___ Material supplied

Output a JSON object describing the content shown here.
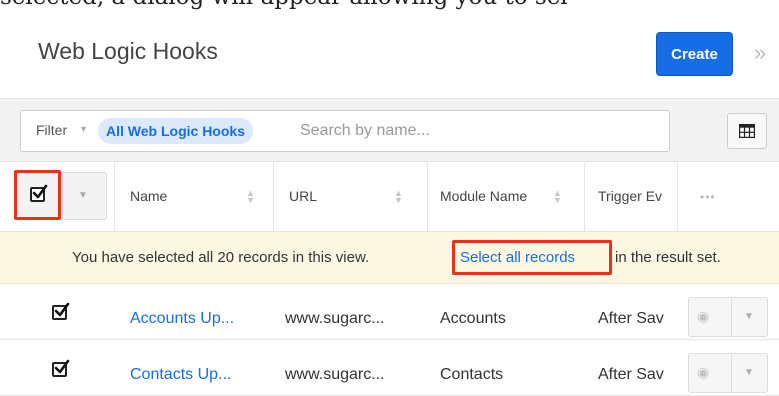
{
  "doc_text": "selected, a dialog will appear allowing you to sel",
  "header": {
    "title": "Web Logic Hooks",
    "create_label": "Create",
    "collapse_icon": "»"
  },
  "filter": {
    "label": "Filter",
    "active_filter": "All Web Logic Hooks",
    "search_placeholder": "Search by name..."
  },
  "table": {
    "columns": [
      "Name",
      "URL",
      "Module Name",
      "Trigger Ev"
    ],
    "actions_menu": "•••",
    "notice": {
      "prefix": "You have selected all 20 records in this view.",
      "link": "Select all records",
      "suffix": "in the result set."
    },
    "rows": [
      {
        "checked": true,
        "name": "Accounts Up...",
        "url": "www.sugarc...",
        "module": "Accounts",
        "trigger": "After Sav"
      },
      {
        "checked": true,
        "name": "Contacts Up...",
        "url": "www.sugarc...",
        "module": "Contacts",
        "trigger": "After Sav"
      }
    ]
  },
  "colors": {
    "accent": "#176de5",
    "highlight_box": "#e8321a",
    "notice_bg": "#fcf8e3"
  }
}
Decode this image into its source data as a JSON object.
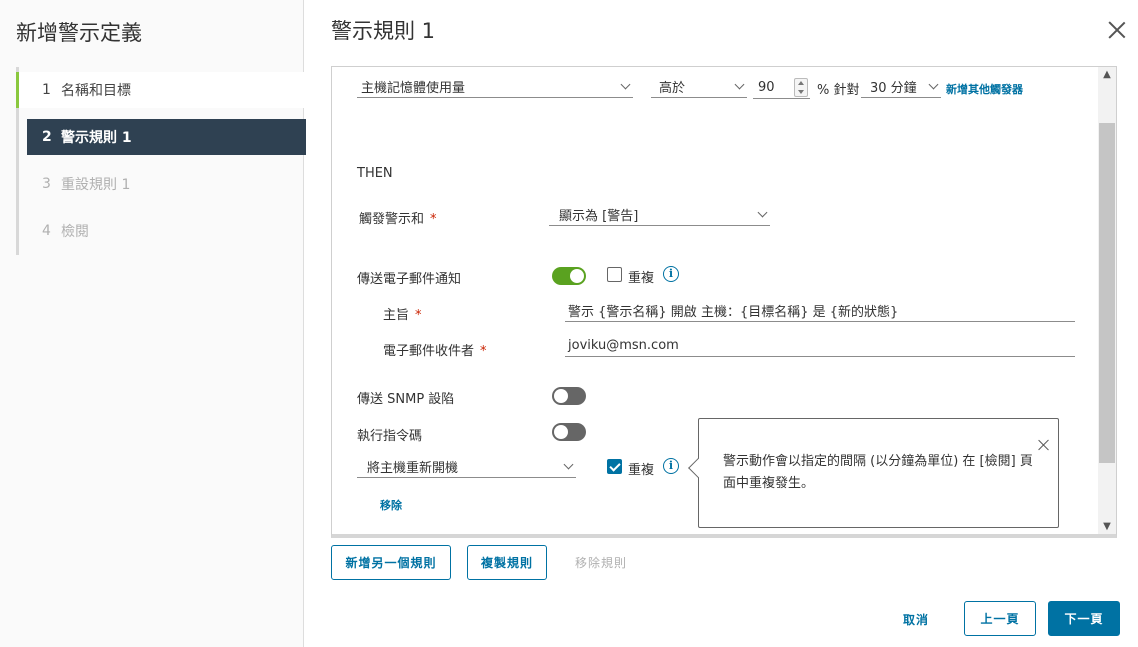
{
  "wizard": {
    "title": "新增警示定義",
    "steps": [
      {
        "num": "1",
        "label": "名稱和目標",
        "state": "done"
      },
      {
        "num": "2",
        "label": "警示規則 1",
        "state": "active"
      },
      {
        "num": "3",
        "label": "重設規則 1",
        "state": "disabled"
      },
      {
        "num": "4",
        "label": "檢閱",
        "state": "disabled"
      }
    ]
  },
  "header": {
    "title": "警示規則 1"
  },
  "condition": {
    "metric": "主機記憶體使用量",
    "operator": "高於",
    "threshold": "90",
    "unit_label": "% 針對",
    "duration": "30 分鐘",
    "add_trigger_link": "新增其他觸發器"
  },
  "then_section": {
    "label": "THEN",
    "trigger_label": "觸發警示和",
    "trigger_value": "顯示為 [警告]"
  },
  "email": {
    "label": "傳送電子郵件通知",
    "enabled": true,
    "repeat_label": "重複",
    "repeat_checked": false,
    "subject_label": "主旨",
    "subject_value": "警示 {警示名稱} 開啟 主機：{目標名稱} 是 {新的狀態}",
    "recipients_label": "電子郵件收件者",
    "recipients_value": "joviku@msn.com"
  },
  "snmp": {
    "label": "傳送 SNMP 設陷",
    "enabled": false
  },
  "script": {
    "label": "執行指令碼",
    "enabled": false,
    "action_value": "將主機重新開機",
    "repeat_label": "重複",
    "repeat_checked": true,
    "remove_link": "移除"
  },
  "tooltip": {
    "text": "警示動作會以指定的間隔 (以分鐘為單位) 在 [檢閱] 頁面中重複發生。"
  },
  "rule_buttons": {
    "add_rule": "新增另一個規則",
    "copy_rule": "複製規則",
    "remove_rule": "移除規則"
  },
  "footer": {
    "cancel": "取消",
    "back": "上一頁",
    "next": "下一頁"
  },
  "colors": {
    "accent": "#0072a3",
    "active_step_bg": "#2f4152",
    "done_step_bar": "#8ac83e",
    "toggle_on": "#5aa220",
    "required": "#c92100"
  }
}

______

§ Job: Skipping the pictures, transcribe each line above exactly as it appears.

§ Answer:
Output a JSON object describing the content shown here.
{
  "doc_text": "selected, a dialog will appear allowing you to sel",
  "header": {
    "title": "Web Logic Hooks",
    "create_label": "Create",
    "collapse_icon": "»"
  },
  "filter": {
    "label": "Filter",
    "active_filter": "All Web Logic Hooks",
    "search_placeholder": "Search by name..."
  },
  "table": {
    "columns": [
      "Name",
      "URL",
      "Module Name",
      "Trigger Ev"
    ],
    "actions_menu": "•••",
    "notice": {
      "prefix": "You have selected all 20 records in this view.",
      "link": "Select all records",
      "suffix": "in the result set."
    },
    "rows": [
      {
        "checked": true,
        "name": "Accounts Up...",
        "url": "www.sugarc...",
        "module": "Accounts",
        "trigger": "After Sav"
      },
      {
        "checked": true,
        "name": "Contacts Up...",
        "url": "www.sugarc...",
        "module": "Contacts",
        "trigger": "After Sav"
      }
    ]
  },
  "colors": {
    "accent": "#176de5",
    "highlight_box": "#e8321a",
    "notice_bg": "#fcf8e3"
  }
}
Decode this image into its source data as a JSON object.
{
  "wizard": {
    "title": "新增警示定義",
    "steps": [
      {
        "num": "1",
        "label": "名稱和目標",
        "state": "done"
      },
      {
        "num": "2",
        "label": "警示規則 1",
        "state": "active"
      },
      {
        "num": "3",
        "label": "重設規則 1",
        "state": "disabled"
      },
      {
        "num": "4",
        "label": "檢閱",
        "state": "disabled"
      }
    ]
  },
  "header": {
    "title": "警示規則 1"
  },
  "condition": {
    "metric": "主機記憶體使用量",
    "operator": "高於",
    "threshold": "90",
    "unit_label": "% 針對",
    "duration": "30 分鐘",
    "add_trigger_link": "新增其他觸發器"
  },
  "then_section": {
    "label": "THEN",
    "trigger_label": "觸發警示和",
    "trigger_value": "顯示為 [警告]"
  },
  "email": {
    "label": "傳送電子郵件通知",
    "enabled": true,
    "repeat_label": "重複",
    "repeat_checked": false,
    "subject_label": "主旨",
    "subject_value": "警示 {警示名稱} 開啟 主機：{目標名稱} 是 {新的狀態}",
    "recipients_label": "電子郵件收件者",
    "recipients_value": "joviku@msn.com"
  },
  "snmp": {
    "label": "傳送 SNMP 設陷",
    "enabled": false
  },
  "script": {
    "label": "執行指令碼",
    "enabled": false,
    "action_value": "將主機重新開機",
    "repeat_label": "重複",
    "repeat_checked": true,
    "remove_link": "移除"
  },
  "tooltip": {
    "text": "警示動作會以指定的間隔 (以分鐘為單位) 在 [檢閱] 頁面中重複發生。"
  },
  "rule_buttons": {
    "add_rule": "新增另一個規則",
    "copy_rule": "複製規則",
    "remove_rule": "移除規則"
  },
  "footer": {
    "cancel": "取消",
    "back": "上一頁",
    "next": "下一頁"
  },
  "colors": {
    "accent": "#0072a3",
    "active_step_bg": "#2f4152",
    "done_step_bar": "#8ac83e",
    "toggle_on": "#5aa220",
    "required": "#c92100"
  }
}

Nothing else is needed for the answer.